* _DATA LISTING_:
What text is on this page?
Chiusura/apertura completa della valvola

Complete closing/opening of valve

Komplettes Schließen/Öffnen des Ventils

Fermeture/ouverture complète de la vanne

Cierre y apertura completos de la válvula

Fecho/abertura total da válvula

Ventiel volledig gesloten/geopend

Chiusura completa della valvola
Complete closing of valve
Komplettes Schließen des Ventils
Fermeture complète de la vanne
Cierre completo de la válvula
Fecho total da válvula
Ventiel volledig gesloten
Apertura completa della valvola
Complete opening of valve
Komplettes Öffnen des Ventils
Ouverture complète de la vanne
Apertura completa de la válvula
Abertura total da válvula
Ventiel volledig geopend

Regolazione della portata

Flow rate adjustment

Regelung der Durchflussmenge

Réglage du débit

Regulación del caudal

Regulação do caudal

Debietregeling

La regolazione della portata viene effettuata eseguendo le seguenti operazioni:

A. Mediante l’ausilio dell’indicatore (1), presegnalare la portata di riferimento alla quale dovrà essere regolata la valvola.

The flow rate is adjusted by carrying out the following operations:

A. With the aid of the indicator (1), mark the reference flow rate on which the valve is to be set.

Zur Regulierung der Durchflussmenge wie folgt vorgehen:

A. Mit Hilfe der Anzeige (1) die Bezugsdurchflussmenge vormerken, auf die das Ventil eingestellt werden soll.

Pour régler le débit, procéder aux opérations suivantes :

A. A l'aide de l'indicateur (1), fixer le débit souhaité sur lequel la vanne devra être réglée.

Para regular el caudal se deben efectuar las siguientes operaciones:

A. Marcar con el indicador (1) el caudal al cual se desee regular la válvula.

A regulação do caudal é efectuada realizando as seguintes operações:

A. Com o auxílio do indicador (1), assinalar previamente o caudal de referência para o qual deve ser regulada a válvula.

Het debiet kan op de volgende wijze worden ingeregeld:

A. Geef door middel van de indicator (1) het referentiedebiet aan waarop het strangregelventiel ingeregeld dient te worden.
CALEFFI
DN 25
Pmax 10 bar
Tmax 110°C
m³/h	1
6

* _WORK REQUIRED_:
Extract the listing in its entirety and repeat it exactly.

* _ANSWER TO THE TASK_:
What text is on this page?
Chiusura/apertura completa della valvola

Complete closing/opening of valve

Komplettes Schließen/Öffnen des Ventils

Fermeture/ouverture complète de la vanne

Cierre y apertura completos de la válvula

Fecho/abertura total da válvula

Ventiel volledig gesloten/geopend

Chiusura completa della valvola
Complete closing of valve
Komplettes Schließen des Ventils
Fermeture complète de la vanne
Cierre completo de la válvula
Fecho total da válvula
Ventiel volledig gesloten
Apertura completa della valvola
Complete opening of valve
Komplettes Öffnen des Ventils
Ouverture complète de la vanne
Apertura completa de la válvula
Abertura total da válvula
Ventiel volledig geopend

Regolazione della portata

Flow rate adjustment

Regelung der Durchflussmenge

Réglage du débit

Regulación del caudal

Regulação do caudal

Debietregeling

La regolazione della portata viene effettuata eseguendo le seguenti operazioni:

A. Mediante l’ausilio dell’indicatore (1), presegnalare la portata di riferimento alla quale dovrà essere regolata la valvola.

The flow rate is adjusted by carrying out the following operations:

A. With the aid of the indicator (1), mark the reference flow rate on which the valve is to be set.

Zur Regulierung der Durchflussmenge wie folgt vorgehen:

A. Mit Hilfe der Anzeige (1) die Bezugsdurchflussmenge vormerken, auf die das Ventil eingestellt werden soll.

Pour régler le débit, procéder aux opérations suivantes :

A. A l'aide de l'indicateur (1), fixer le débit souhaité sur lequel la vanne devra être réglée.

Para regular el caudal se deben efectuar las siguientes operaciones:

A. Marcar con el indicador (1) el caudal al cual se desee regular la válvula.

A regulação do caudal é efectuada realizando as seguintes operações:

A. Com o auxílio do indicador (1), assinalar previamente o caudal de referência para o qual deve ser regulada a válvula.

Het debiet kan op de volgende wijze worden ingeregeld:

A. Geef door middel van de indicator (1) het referentiedebiet aan waarop het strangregelventiel ingeregeld dient te worden.
CALEFFI
DN 25
Pmax 10 bar
Tmax 110°C
m³/h	1
6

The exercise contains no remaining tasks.